— Begin —

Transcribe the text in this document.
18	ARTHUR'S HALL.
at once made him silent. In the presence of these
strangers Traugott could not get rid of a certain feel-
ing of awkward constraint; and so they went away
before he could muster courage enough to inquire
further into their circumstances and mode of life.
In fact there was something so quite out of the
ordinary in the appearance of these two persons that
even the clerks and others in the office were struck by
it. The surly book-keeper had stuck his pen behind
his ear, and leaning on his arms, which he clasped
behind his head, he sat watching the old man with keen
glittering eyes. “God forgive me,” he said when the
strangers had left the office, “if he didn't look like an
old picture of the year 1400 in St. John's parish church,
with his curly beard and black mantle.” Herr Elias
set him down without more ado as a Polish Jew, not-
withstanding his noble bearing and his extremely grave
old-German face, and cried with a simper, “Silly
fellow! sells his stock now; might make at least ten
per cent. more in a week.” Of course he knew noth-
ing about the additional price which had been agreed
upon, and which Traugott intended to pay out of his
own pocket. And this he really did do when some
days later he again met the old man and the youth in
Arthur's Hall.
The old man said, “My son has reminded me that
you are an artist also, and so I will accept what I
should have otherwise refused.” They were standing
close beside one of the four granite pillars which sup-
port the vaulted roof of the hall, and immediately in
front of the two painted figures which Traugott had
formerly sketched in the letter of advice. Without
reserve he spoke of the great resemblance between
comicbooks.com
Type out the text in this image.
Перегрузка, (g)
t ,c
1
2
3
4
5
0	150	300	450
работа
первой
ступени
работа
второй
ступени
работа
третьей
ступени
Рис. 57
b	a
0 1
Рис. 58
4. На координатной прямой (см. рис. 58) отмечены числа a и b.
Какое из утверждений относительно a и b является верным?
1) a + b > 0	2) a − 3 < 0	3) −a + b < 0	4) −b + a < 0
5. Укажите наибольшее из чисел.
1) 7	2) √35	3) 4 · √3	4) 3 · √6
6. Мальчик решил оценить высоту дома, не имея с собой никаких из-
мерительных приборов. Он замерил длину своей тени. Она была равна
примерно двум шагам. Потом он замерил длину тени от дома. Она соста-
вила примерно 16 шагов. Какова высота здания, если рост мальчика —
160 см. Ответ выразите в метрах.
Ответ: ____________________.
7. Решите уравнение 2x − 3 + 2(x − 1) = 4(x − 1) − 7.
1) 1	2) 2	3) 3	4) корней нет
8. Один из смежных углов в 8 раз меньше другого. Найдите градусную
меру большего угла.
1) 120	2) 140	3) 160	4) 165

— End —

YOUR OBJECTIVE
Lines that include the word "Traugott" are to be extracted from the data above.

SOLUTION FOR THIS EXERCISE
strangers Traugott could not get rid of a certain feel-
upon, and which Traugott intended to pay out of his
front of the two painted figures which Traugott had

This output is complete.